(Entries with figure data)
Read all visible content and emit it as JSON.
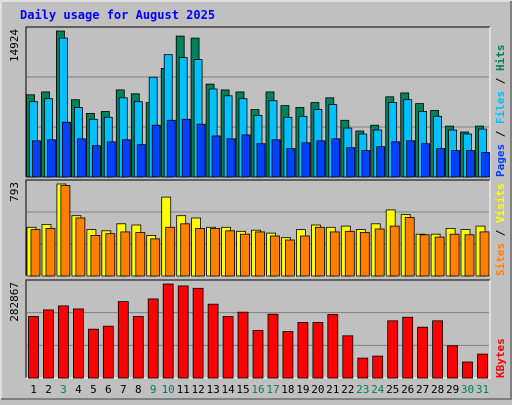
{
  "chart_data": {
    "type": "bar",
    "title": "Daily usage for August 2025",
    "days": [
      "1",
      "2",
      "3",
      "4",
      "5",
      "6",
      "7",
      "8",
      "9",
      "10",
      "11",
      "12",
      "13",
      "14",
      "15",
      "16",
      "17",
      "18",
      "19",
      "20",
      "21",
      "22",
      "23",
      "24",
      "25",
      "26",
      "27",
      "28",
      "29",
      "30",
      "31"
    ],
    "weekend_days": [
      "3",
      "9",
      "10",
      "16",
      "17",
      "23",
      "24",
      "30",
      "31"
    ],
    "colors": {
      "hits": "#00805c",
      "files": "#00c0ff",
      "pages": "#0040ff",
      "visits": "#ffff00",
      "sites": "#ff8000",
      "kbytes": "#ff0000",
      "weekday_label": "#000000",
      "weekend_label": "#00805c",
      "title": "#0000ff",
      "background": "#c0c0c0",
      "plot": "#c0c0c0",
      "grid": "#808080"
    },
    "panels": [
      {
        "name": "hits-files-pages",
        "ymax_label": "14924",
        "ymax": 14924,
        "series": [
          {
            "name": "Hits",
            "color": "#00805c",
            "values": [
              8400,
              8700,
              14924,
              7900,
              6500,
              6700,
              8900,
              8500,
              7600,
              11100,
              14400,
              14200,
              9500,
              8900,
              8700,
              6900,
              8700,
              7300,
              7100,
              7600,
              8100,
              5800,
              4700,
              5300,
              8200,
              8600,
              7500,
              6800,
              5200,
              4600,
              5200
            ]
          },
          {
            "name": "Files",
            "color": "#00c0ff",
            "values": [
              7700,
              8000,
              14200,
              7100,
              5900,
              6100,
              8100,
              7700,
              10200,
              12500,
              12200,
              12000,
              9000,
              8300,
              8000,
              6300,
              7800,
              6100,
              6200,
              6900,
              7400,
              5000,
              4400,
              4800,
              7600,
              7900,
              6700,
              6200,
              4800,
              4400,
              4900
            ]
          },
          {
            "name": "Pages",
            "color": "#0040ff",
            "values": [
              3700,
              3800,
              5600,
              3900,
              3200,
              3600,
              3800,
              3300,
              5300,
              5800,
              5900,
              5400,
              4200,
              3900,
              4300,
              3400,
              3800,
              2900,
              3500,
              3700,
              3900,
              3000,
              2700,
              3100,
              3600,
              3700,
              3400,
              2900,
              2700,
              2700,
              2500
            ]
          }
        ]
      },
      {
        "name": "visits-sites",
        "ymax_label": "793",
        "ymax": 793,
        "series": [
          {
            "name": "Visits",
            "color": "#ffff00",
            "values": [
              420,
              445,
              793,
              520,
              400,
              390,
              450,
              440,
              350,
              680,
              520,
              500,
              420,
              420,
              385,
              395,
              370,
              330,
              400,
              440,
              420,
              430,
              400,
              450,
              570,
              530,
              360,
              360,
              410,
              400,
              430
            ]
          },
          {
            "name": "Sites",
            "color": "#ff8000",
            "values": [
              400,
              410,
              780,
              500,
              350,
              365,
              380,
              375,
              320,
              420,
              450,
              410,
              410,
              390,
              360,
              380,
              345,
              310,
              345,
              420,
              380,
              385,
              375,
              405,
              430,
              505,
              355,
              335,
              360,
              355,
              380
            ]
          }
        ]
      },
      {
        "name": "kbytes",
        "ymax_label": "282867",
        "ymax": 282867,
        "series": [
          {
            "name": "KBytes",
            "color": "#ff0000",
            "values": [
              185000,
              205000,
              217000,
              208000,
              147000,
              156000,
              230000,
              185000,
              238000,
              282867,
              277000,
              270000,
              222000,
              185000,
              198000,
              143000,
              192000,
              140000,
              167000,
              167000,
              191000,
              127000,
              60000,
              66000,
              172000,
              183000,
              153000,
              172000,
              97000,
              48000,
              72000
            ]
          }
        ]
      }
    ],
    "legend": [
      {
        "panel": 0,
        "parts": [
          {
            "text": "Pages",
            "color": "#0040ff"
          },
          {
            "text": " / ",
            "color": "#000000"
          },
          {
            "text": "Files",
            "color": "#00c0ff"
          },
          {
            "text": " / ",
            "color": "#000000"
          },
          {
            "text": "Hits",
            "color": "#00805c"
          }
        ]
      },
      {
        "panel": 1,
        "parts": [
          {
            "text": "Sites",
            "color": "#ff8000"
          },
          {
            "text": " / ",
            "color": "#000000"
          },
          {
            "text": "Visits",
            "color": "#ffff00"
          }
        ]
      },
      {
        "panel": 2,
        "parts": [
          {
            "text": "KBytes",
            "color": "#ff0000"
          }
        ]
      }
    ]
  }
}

TASK — Take the entries shown above and quote them verbatim, passing over the pictures.

SOLUTION TO THE PROBLEM —
Read all visible content and emit it as JSON.
{
  "chart_data": {
    "type": "bar",
    "title": "Daily usage for August 2025",
    "days": [
      "1",
      "2",
      "3",
      "4",
      "5",
      "6",
      "7",
      "8",
      "9",
      "10",
      "11",
      "12",
      "13",
      "14",
      "15",
      "16",
      "17",
      "18",
      "19",
      "20",
      "21",
      "22",
      "23",
      "24",
      "25",
      "26",
      "27",
      "28",
      "29",
      "30",
      "31"
    ],
    "weekend_days": [
      "3",
      "9",
      "10",
      "16",
      "17",
      "23",
      "24",
      "30",
      "31"
    ],
    "colors": {
      "hits": "#00805c",
      "files": "#00c0ff",
      "pages": "#0040ff",
      "visits": "#ffff00",
      "sites": "#ff8000",
      "kbytes": "#ff0000",
      "weekday_label": "#000000",
      "weekend_label": "#00805c",
      "title": "#0000ff",
      "background": "#c0c0c0",
      "plot": "#c0c0c0",
      "grid": "#808080"
    },
    "panels": [
      {
        "name": "hits-files-pages",
        "ymax_label": "14924",
        "ymax": 14924,
        "series": [
          {
            "name": "Hits",
            "color": "#00805c",
            "values": [
              8400,
              8700,
              14924,
              7900,
              6500,
              6700,
              8900,
              8500,
              7600,
              11100,
              14400,
              14200,
              9500,
              8900,
              8700,
              6900,
              8700,
              7300,
              7100,
              7600,
              8100,
              5800,
              4700,
              5300,
              8200,
              8600,
              7500,
              6800,
              5200,
              4600,
              5200
            ]
          },
          {
            "name": "Files",
            "color": "#00c0ff",
            "values": [
              7700,
              8000,
              14200,
              7100,
              5900,
              6100,
              8100,
              7700,
              10200,
              12500,
              12200,
              12000,
              9000,
              8300,
              8000,
              6300,
              7800,
              6100,
              6200,
              6900,
              7400,
              5000,
              4400,
              4800,
              7600,
              7900,
              6700,
              6200,
              4800,
              4400,
              4900
            ]
          },
          {
            "name": "Pages",
            "color": "#0040ff",
            "values": [
              3700,
              3800,
              5600,
              3900,
              3200,
              3600,
              3800,
              3300,
              5300,
              5800,
              5900,
              5400,
              4200,
              3900,
              4300,
              3400,
              3800,
              2900,
              3500,
              3700,
              3900,
              3000,
              2700,
              3100,
              3600,
              3700,
              3400,
              2900,
              2700,
              2700,
              2500
            ]
          }
        ]
      },
      {
        "name": "visits-sites",
        "ymax_label": "793",
        "ymax": 793,
        "series": [
          {
            "name": "Visits",
            "color": "#ffff00",
            "values": [
              420,
              445,
              793,
              520,
              400,
              390,
              450,
              440,
              350,
              680,
              520,
              500,
              420,
              420,
              385,
              395,
              370,
              330,
              400,
              440,
              420,
              430,
              400,
              450,
              570,
              530,
              360,
              360,
              410,
              400,
              430
            ]
          },
          {
            "name": "Sites",
            "color": "#ff8000",
            "values": [
              400,
              410,
              780,
              500,
              350,
              365,
              380,
              375,
              320,
              420,
              450,
              410,
              410,
              390,
              360,
              380,
              345,
              310,
              345,
              420,
              380,
              385,
              375,
              405,
              430,
              505,
              355,
              335,
              360,
              355,
              380
            ]
          }
        ]
      },
      {
        "name": "kbytes",
        "ymax_label": "282867",
        "ymax": 282867,
        "series": [
          {
            "name": "KBytes",
            "color": "#ff0000",
            "values": [
              185000,
              205000,
              217000,
              208000,
              147000,
              156000,
              230000,
              185000,
              238000,
              282867,
              277000,
              270000,
              222000,
              185000,
              198000,
              143000,
              192000,
              140000,
              167000,
              167000,
              191000,
              127000,
              60000,
              66000,
              172000,
              183000,
              153000,
              172000,
              97000,
              48000,
              72000
            ]
          }
        ]
      }
    ],
    "legend": [
      {
        "panel": 0,
        "parts": [
          {
            "text": "Pages",
            "color": "#0040ff"
          },
          {
            "text": " / ",
            "color": "#000000"
          },
          {
            "text": "Files",
            "color": "#00c0ff"
          },
          {
            "text": " / ",
            "color": "#000000"
          },
          {
            "text": "Hits",
            "color": "#00805c"
          }
        ]
      },
      {
        "panel": 1,
        "parts": [
          {
            "text": "Sites",
            "color": "#ff8000"
          },
          {
            "text": " / ",
            "color": "#000000"
          },
          {
            "text": "Visits",
            "color": "#ffff00"
          }
        ]
      },
      {
        "panel": 2,
        "parts": [
          {
            "text": "KBytes",
            "color": "#ff0000"
          }
        ]
      }
    ]
  }
}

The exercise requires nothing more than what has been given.